**What you should do**
Reproduce every one of the records below word for word, keeping each line unchanged.

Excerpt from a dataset

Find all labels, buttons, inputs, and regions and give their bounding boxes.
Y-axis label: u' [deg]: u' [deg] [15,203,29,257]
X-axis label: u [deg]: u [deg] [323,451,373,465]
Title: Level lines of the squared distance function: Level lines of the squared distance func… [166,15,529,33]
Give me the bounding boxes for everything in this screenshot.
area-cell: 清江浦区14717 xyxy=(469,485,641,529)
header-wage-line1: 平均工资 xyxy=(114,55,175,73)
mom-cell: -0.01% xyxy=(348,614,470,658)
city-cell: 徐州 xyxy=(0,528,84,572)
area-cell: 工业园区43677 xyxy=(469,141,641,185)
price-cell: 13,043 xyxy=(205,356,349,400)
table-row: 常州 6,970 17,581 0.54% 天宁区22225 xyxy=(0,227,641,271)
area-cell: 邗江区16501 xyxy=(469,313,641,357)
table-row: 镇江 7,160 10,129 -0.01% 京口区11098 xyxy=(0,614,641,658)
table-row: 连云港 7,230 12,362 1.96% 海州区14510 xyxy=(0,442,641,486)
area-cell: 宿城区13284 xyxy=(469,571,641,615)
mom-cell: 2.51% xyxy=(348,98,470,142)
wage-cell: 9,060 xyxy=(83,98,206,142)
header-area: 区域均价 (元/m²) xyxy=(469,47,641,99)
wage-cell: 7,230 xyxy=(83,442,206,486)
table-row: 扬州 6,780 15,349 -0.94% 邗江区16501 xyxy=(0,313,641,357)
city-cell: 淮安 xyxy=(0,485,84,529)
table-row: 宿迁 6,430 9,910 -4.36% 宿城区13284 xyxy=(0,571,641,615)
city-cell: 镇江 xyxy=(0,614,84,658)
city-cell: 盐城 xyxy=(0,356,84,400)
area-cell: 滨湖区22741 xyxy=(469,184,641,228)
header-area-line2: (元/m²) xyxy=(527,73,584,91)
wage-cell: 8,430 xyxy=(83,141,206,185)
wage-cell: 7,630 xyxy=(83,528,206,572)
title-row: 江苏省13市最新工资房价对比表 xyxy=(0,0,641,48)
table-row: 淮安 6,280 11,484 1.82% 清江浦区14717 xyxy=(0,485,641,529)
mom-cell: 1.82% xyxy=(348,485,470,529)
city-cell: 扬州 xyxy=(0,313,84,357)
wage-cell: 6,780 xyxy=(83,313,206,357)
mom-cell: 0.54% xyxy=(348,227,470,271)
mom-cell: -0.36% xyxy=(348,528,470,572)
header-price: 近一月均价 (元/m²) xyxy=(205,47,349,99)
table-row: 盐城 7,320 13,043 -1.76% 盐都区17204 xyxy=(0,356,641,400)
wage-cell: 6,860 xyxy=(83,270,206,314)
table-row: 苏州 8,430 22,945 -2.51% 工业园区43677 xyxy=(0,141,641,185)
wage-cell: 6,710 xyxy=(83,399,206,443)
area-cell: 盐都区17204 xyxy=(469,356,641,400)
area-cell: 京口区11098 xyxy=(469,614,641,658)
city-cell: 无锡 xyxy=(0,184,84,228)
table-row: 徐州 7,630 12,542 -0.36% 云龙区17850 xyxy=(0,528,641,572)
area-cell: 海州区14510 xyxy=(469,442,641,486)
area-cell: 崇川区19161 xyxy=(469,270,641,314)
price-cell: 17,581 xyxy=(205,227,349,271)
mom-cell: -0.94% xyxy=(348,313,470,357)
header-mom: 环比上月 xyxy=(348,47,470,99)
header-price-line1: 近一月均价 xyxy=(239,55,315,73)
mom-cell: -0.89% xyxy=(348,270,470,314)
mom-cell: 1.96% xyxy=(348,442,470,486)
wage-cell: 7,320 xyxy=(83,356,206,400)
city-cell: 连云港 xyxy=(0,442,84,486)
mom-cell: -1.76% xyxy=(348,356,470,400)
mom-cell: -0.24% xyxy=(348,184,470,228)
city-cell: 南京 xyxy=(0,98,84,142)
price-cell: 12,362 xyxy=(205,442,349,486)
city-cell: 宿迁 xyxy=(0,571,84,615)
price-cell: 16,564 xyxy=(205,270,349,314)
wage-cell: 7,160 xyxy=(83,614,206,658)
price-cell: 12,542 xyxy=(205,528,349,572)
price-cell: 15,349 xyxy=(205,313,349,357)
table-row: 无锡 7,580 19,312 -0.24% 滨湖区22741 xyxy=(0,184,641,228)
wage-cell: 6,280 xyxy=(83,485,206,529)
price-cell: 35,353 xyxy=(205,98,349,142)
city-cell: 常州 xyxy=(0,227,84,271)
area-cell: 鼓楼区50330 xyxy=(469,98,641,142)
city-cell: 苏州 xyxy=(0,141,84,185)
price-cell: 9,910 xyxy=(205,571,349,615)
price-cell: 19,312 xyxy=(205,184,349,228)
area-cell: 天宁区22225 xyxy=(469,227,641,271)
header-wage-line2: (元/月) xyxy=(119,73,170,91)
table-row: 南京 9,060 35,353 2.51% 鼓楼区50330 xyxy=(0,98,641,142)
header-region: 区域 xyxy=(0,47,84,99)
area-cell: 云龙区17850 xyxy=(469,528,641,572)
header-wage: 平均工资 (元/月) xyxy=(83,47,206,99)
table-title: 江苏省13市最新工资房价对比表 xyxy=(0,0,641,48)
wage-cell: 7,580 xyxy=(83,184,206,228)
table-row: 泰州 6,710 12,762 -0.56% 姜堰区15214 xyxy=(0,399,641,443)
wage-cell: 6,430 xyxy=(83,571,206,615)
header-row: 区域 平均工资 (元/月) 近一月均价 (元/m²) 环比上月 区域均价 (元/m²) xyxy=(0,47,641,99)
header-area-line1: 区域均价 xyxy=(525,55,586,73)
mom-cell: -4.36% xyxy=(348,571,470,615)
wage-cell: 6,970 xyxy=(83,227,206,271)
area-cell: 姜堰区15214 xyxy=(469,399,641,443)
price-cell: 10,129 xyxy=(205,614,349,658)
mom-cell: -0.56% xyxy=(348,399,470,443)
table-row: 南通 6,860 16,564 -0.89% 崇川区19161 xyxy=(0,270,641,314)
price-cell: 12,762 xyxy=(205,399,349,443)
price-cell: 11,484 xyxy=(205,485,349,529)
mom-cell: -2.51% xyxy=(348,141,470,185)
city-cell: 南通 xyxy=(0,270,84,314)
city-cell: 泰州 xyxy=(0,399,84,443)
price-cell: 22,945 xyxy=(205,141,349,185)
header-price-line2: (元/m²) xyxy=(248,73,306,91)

**The answer**
Find all labels, buttons, inputs, and regions and give their bounding boxes.
Y-axis label: u' [deg]: u' [deg] [15,203,29,257]
X-axis label: u [deg]: u [deg] [323,451,373,465]
Title: Level lines of the squared distance function: Level lines of the squared distance func… [166,15,529,33]
Give me the bounding boxes for everything in this screenshot.
area-cell: 清江浦区14717 xyxy=(469,485,641,529)
header-wage-line1: 平均工资 xyxy=(114,55,175,73)
mom-cell: -0.01% xyxy=(348,614,470,658)
city-cell: 徐州 xyxy=(0,528,84,572)
area-cell: 工业园区43677 xyxy=(469,141,641,185)
price-cell: 13,043 xyxy=(205,356,349,400)
table-row: 常州 6,970 17,581 0.54% 天宁区22225 xyxy=(0,227,641,271)
area-cell: 邗江区16501 xyxy=(469,313,641,357)
table-row: 镇江 7,160 10,129 -0.01% 京口区11098 xyxy=(0,614,641,658)
table-row: 连云港 7,230 12,362 1.96% 海州区14510 xyxy=(0,442,641,486)
area-cell: 宿城区13284 xyxy=(469,571,641,615)
mom-cell: 2.51% xyxy=(348,98,470,142)
wage-cell: 9,060 xyxy=(83,98,206,142)
header-area: 区域均价 (元/m²) xyxy=(469,47,641,99)
wage-cell: 7,230 xyxy=(83,442,206,486)
table-row: 扬州 6,780 15,349 -0.94% 邗江区16501 xyxy=(0,313,641,357)
city-cell: 淮安 xyxy=(0,485,84,529)
table-row: 宿迁 6,430 9,910 -4.36% 宿城区13284 xyxy=(0,571,641,615)
city-cell: 镇江 xyxy=(0,614,84,658)
city-cell: 盐城 xyxy=(0,356,84,400)
area-cell: 滨湖区22741 xyxy=(469,184,641,228)
header-area-line2: (元/m²) xyxy=(527,73,584,91)
wage-cell: 8,430 xyxy=(83,141,206,185)
wage-cell: 7,630 xyxy=(83,528,206,572)
title-row: 江苏省13市最新工资房价对比表 xyxy=(0,0,641,48)
table-row: 淮安 6,280 11,484 1.82% 清江浦区14717 xyxy=(0,485,641,529)
mom-cell: 1.82% xyxy=(348,485,470,529)
city-cell: 扬州 xyxy=(0,313,84,357)
wage-cell: 6,780 xyxy=(83,313,206,357)
mom-cell: 0.54% xyxy=(348,227,470,271)
mom-cell: -0.36% xyxy=(348,528,470,572)
header-price: 近一月均价 (元/m²) xyxy=(205,47,349,99)
table-row: 盐城 7,320 13,043 -1.76% 盐都区17204 xyxy=(0,356,641,400)
wage-cell: 6,860 xyxy=(83,270,206,314)
table-row: 苏州 8,430 22,945 -2.51% 工业园区43677 xyxy=(0,141,641,185)
wage-cell: 6,710 xyxy=(83,399,206,443)
area-cell: 盐都区17204 xyxy=(469,356,641,400)
area-cell: 京口区11098 xyxy=(469,614,641,658)
city-cell: 无锡 xyxy=(0,184,84,228)
table-row: 徐州 7,630 12,542 -0.36% 云龙区17850 xyxy=(0,528,641,572)
area-cell: 海州区14510 xyxy=(469,442,641,486)
area-cell: 崇川区19161 xyxy=(469,270,641,314)
price-cell: 17,581 xyxy=(205,227,349,271)
mom-cell: -0.94% xyxy=(348,313,470,357)
header-mom: 环比上月 xyxy=(348,47,470,99)
header-price-line1: 近一月均价 xyxy=(239,55,315,73)
mom-cell: -0.89% xyxy=(348,270,470,314)
mom-cell: 1.96% xyxy=(348,442,470,486)
wage-cell: 7,320 xyxy=(83,356,206,400)
city-cell: 连云港 xyxy=(0,442,84,486)
mom-cell: -1.76% xyxy=(348,356,470,400)
mom-cell: -0.24% xyxy=(348,184,470,228)
city-cell: 南京 xyxy=(0,98,84,142)
price-cell: 12,362 xyxy=(205,442,349,486)
city-cell: 宿迁 xyxy=(0,571,84,615)
price-cell: 16,564 xyxy=(205,270,349,314)
wage-cell: 7,160 xyxy=(83,614,206,658)
price-cell: 12,542 xyxy=(205,528,349,572)
price-cell: 15,349 xyxy=(205,313,349,357)
table-row: 无锡 7,580 19,312 -0.24% 滨湖区22741 xyxy=(0,184,641,228)
wage-cell: 6,280 xyxy=(83,485,206,529)
price-cell: 35,353 xyxy=(205,98,349,142)
city-cell: 常州 xyxy=(0,227,84,271)
area-cell: 鼓楼区50330 xyxy=(469,98,641,142)
city-cell: 苏州 xyxy=(0,141,84,185)
price-cell: 9,910 xyxy=(205,571,349,615)
price-cell: 19,312 xyxy=(205,184,349,228)
area-cell: 天宁区22225 xyxy=(469,227,641,271)
header-wage-line2: (元/月) xyxy=(119,73,170,91)
table-row: 南京 9,060 35,353 2.51% 鼓楼区50330 xyxy=(0,98,641,142)
header-region: 区域 xyxy=(0,47,84,99)
area-cell: 云龙区17850 xyxy=(469,528,641,572)
header-wage: 平均工资 (元/月) xyxy=(83,47,206,99)
table-title: 江苏省13市最新工资房价对比表 xyxy=(0,0,641,48)
wage-cell: 7,580 xyxy=(83,184,206,228)
table-row: 泰州 6,710 12,762 -0.56% 姜堰区15214 xyxy=(0,399,641,443)
wage-cell: 6,430 xyxy=(83,571,206,615)
header-row: 区域 平均工资 (元/月) 近一月均价 (元/m²) 环比上月 区域均价 (元/m²) xyxy=(0,47,641,99)
header-area-line1: 区域均价 xyxy=(525,55,586,73)
mom-cell: -4.36% xyxy=(348,571,470,615)
wage-cell: 6,970 xyxy=(83,227,206,271)
area-cell: 姜堰区15214 xyxy=(469,399,641,443)
price-cell: 10,129 xyxy=(205,614,349,658)
mom-cell: -0.56% xyxy=(348,399,470,443)
table-row: 南通 6,860 16,564 -0.89% 崇川区19161 xyxy=(0,270,641,314)
price-cell: 12,762 xyxy=(205,399,349,443)
price-cell: 11,484 xyxy=(205,485,349,529)
mom-cell: -2.51% xyxy=(348,141,470,185)
city-cell: 南通 xyxy=(0,270,84,314)
city-cell: 泰州 xyxy=(0,399,84,443)
price-cell: 22,945 xyxy=(205,141,349,185)
header-price-line2: (元/m²) xyxy=(248,73,306,91)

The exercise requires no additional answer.